## Task to complete
Gather from the material every line that contains the string "default".

==== Listed records

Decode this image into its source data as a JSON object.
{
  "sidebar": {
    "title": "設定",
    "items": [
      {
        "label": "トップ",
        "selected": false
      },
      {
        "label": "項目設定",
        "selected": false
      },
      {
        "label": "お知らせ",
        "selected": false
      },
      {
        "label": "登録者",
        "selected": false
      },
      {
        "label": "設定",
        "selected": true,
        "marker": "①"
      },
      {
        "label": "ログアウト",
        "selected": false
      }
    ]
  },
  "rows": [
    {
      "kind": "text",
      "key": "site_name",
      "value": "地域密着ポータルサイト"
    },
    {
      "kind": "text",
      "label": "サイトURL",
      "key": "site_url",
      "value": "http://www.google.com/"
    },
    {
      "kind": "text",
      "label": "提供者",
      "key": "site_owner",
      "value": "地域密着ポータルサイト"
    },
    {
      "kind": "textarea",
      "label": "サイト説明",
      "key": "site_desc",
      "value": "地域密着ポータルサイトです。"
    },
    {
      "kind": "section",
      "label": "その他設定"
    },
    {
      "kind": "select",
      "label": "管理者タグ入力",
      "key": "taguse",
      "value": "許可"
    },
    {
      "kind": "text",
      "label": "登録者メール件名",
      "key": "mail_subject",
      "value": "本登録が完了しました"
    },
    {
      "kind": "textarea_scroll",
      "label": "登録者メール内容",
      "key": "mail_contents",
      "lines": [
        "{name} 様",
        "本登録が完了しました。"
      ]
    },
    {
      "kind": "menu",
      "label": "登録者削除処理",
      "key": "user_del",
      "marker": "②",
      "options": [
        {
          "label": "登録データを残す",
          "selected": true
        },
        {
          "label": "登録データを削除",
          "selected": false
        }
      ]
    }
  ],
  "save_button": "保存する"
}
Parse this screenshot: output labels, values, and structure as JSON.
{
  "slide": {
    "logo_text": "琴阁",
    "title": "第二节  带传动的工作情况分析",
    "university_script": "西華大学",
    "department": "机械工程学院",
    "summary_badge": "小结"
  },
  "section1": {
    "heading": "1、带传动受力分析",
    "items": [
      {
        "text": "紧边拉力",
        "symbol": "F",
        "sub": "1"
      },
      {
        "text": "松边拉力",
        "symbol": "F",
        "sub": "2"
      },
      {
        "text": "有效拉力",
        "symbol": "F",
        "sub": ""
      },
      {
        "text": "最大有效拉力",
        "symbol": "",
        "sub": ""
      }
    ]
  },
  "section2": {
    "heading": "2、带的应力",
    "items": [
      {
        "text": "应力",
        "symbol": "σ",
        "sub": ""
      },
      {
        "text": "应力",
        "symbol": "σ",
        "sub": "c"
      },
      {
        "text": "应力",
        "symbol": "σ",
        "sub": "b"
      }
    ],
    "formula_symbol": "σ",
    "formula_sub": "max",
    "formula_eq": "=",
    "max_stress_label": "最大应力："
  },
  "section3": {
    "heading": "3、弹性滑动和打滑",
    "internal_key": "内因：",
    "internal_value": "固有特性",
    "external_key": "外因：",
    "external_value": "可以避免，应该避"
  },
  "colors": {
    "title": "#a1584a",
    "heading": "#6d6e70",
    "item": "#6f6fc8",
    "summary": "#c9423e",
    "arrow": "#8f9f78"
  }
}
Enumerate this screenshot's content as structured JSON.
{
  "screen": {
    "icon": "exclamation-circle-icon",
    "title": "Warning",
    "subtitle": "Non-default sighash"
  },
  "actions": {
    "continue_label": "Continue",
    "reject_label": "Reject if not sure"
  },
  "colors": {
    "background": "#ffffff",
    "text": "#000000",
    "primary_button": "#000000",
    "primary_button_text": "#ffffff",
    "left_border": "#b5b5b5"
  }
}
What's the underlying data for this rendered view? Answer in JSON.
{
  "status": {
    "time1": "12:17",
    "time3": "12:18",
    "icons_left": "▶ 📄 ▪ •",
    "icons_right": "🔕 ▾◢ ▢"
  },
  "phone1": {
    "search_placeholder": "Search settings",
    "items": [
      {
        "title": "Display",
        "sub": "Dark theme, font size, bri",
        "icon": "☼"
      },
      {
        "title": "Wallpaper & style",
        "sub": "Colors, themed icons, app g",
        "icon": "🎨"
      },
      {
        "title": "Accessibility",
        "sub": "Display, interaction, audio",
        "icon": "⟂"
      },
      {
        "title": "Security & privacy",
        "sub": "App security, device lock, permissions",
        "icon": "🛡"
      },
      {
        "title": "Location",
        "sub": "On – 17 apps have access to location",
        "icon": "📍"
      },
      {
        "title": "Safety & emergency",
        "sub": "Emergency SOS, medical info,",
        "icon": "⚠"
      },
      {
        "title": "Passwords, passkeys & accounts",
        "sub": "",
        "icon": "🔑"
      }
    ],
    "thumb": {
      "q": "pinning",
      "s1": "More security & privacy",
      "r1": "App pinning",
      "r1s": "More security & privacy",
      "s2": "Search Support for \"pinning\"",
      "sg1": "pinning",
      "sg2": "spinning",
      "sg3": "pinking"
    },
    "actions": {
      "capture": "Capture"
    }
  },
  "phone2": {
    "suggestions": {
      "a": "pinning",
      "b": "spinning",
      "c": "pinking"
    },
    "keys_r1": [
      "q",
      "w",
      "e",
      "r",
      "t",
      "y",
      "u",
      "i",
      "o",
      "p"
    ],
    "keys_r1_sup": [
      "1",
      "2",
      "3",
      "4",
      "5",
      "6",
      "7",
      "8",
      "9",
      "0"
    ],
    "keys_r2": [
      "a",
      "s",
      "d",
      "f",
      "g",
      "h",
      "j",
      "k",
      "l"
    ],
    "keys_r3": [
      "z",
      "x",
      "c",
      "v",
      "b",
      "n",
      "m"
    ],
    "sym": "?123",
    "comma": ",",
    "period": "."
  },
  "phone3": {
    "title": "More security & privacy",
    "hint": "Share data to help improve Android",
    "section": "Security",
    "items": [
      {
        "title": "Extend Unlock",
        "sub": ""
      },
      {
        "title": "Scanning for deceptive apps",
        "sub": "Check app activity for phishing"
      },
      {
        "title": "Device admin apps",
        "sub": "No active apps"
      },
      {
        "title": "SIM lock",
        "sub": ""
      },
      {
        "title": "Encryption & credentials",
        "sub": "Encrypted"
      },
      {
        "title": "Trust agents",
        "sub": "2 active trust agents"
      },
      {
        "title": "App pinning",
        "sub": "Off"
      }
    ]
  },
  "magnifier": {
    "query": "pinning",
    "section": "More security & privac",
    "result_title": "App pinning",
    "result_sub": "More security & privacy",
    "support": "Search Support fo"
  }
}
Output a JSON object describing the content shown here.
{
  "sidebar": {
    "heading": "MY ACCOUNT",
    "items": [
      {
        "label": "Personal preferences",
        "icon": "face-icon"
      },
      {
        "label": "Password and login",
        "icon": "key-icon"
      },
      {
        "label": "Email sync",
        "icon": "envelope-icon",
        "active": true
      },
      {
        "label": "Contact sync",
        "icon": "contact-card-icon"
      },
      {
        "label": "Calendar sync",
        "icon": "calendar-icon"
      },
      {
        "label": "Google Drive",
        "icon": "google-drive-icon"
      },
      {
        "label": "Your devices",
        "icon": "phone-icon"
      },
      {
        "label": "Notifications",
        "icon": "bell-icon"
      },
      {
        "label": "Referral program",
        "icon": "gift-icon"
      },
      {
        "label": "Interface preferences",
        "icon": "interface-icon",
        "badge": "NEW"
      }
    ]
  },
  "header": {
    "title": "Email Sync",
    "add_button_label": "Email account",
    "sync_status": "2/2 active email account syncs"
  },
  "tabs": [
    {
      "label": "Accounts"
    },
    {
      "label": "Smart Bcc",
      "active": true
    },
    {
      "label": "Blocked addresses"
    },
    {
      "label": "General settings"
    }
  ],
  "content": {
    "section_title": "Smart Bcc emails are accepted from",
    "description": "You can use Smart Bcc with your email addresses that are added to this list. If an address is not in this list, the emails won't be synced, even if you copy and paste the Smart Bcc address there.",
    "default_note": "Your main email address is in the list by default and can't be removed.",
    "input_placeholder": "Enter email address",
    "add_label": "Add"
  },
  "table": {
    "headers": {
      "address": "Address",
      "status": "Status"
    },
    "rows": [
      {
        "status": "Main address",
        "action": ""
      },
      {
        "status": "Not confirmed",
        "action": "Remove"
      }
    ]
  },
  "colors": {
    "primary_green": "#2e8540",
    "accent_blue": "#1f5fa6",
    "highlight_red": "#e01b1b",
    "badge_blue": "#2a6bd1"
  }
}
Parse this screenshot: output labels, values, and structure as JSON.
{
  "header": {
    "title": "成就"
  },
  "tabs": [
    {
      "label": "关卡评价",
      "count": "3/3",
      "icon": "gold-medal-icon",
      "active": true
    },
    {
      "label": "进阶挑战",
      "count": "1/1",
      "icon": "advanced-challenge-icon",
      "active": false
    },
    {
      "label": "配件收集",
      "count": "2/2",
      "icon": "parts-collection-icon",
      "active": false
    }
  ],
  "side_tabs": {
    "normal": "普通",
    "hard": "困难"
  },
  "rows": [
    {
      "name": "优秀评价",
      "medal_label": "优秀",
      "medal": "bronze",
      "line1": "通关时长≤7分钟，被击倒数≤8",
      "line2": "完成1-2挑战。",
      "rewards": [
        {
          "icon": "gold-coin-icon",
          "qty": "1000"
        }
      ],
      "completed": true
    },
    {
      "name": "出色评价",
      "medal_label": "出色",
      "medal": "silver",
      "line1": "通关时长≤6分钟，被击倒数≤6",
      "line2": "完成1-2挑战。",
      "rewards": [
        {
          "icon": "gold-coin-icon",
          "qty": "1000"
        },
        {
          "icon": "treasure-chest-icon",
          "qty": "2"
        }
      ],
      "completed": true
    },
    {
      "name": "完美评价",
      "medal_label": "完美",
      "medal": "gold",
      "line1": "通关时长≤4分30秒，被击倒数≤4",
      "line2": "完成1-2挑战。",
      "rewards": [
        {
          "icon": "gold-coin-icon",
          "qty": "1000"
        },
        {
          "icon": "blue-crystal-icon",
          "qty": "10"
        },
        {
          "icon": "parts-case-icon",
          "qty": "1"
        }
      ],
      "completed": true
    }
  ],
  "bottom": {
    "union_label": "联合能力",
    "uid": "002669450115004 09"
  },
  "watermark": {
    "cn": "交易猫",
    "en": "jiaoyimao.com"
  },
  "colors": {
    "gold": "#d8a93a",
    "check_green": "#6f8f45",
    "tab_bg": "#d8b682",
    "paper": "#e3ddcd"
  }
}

========

## Output of the task
    "subtitle": "Non-default sighash"
    "default_note": "Your main email address is in the list by default and can't be removed.",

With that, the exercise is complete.